▶ What is being asked:
Gather up the lines with the word "JSON" in them.
— Begin —
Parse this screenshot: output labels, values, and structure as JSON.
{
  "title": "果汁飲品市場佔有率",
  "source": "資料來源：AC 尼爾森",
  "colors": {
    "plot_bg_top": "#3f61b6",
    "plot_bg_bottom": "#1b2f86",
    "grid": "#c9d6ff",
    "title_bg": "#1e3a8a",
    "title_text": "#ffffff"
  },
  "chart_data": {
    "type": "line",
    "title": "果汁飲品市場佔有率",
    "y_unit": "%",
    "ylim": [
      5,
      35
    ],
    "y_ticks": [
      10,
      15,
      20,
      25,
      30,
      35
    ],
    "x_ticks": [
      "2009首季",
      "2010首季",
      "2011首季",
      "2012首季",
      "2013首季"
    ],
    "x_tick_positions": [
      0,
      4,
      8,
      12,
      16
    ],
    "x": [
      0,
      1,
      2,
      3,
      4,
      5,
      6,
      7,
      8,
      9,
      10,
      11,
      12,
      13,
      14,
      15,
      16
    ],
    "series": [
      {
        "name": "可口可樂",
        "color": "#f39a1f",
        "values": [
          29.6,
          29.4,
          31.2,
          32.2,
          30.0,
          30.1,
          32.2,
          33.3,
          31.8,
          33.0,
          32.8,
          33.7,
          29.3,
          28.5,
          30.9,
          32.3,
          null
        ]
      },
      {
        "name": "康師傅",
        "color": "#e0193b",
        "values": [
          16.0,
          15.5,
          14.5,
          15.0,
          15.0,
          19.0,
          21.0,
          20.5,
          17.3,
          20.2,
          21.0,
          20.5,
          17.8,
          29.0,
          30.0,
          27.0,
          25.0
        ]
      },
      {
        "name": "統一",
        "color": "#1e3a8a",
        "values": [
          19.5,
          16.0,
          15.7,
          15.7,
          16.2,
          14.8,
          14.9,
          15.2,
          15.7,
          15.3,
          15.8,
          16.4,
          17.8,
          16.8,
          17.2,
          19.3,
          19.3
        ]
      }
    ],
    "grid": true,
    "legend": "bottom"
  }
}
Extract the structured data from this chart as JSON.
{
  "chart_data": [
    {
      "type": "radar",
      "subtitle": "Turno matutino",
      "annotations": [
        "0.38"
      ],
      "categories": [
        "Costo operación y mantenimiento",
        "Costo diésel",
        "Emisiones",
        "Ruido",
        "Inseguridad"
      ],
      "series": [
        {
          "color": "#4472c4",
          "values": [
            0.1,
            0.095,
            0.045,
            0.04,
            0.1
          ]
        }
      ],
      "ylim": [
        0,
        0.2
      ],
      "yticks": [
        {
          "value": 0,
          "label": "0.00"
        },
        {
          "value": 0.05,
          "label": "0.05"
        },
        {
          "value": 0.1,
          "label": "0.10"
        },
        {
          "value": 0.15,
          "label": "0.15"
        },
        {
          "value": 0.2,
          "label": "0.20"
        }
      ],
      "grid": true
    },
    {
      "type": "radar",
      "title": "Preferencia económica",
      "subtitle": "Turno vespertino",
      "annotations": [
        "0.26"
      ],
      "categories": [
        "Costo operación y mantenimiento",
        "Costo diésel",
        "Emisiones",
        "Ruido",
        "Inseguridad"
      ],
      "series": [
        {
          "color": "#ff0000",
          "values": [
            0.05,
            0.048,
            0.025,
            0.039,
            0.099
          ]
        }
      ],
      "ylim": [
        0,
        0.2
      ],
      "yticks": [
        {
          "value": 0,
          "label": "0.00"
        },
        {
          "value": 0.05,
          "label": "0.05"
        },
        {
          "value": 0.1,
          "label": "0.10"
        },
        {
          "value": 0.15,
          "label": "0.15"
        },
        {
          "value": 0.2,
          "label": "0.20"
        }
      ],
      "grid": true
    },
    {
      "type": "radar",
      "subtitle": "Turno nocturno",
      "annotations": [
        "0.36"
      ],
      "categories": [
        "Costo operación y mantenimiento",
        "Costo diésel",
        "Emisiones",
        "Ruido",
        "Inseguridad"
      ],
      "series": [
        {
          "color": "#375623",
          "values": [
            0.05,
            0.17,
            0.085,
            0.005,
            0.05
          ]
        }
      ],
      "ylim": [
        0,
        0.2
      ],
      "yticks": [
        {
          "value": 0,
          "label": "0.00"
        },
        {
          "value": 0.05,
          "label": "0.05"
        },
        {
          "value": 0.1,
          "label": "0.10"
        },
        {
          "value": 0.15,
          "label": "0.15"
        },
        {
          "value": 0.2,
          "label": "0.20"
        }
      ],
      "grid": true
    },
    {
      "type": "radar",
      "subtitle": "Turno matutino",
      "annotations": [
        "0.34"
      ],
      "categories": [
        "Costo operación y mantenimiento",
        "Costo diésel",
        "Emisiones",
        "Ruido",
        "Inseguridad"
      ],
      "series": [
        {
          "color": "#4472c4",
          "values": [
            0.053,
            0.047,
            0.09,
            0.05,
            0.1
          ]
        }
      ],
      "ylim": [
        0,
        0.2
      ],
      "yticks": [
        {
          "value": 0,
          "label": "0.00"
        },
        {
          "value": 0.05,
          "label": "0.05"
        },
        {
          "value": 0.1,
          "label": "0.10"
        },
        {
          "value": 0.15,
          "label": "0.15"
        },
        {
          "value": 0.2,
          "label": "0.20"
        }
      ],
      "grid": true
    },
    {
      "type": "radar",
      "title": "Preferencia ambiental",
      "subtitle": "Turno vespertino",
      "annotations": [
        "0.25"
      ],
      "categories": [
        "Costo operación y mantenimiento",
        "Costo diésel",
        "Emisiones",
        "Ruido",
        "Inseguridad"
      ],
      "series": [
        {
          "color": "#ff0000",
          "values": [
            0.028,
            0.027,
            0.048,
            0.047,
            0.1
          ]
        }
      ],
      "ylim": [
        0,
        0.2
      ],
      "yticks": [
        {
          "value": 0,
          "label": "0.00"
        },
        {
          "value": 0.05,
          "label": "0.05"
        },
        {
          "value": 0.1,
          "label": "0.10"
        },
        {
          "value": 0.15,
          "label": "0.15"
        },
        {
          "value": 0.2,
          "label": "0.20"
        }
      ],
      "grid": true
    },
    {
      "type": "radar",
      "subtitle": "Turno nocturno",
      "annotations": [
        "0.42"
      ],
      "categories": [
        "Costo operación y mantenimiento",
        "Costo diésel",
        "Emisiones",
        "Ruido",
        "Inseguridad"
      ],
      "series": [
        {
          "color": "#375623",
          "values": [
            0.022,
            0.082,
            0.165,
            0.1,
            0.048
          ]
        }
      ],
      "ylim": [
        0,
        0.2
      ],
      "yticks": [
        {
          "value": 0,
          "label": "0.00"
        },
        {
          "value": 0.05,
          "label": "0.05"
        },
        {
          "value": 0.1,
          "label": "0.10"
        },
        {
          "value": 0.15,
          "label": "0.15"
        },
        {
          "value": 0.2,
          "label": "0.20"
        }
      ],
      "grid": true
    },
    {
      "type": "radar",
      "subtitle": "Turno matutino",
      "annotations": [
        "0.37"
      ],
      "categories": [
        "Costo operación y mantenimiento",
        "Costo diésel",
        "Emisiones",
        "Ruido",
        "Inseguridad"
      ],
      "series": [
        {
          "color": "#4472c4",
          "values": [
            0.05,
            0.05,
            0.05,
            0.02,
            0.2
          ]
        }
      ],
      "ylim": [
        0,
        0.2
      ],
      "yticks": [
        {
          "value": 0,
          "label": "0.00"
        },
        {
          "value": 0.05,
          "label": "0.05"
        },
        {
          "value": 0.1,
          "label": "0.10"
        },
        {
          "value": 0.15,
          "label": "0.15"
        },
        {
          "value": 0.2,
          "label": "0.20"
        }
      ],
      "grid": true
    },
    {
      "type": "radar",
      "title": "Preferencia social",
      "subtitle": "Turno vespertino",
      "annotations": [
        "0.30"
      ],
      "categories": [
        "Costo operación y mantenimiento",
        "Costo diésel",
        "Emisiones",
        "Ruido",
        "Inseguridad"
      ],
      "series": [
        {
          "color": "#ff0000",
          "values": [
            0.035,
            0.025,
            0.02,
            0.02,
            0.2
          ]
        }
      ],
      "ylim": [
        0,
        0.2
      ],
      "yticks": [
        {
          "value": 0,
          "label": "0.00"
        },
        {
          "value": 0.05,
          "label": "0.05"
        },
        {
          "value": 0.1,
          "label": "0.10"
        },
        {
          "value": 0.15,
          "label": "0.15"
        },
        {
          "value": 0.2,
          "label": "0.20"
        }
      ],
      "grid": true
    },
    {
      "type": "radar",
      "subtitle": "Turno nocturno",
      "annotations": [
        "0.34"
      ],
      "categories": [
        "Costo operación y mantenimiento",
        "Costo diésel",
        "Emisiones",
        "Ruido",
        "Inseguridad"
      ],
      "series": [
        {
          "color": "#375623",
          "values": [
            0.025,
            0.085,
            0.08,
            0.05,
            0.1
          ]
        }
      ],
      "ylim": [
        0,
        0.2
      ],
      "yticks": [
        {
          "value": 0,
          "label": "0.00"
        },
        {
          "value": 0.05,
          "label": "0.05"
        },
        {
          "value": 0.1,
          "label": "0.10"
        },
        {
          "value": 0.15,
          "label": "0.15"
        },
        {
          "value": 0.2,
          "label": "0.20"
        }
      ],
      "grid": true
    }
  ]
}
— End —
▶ Answer below:
Parse this screenshot: output labels, values, and structure as JSON.
Extract the structured data from this chart as JSON.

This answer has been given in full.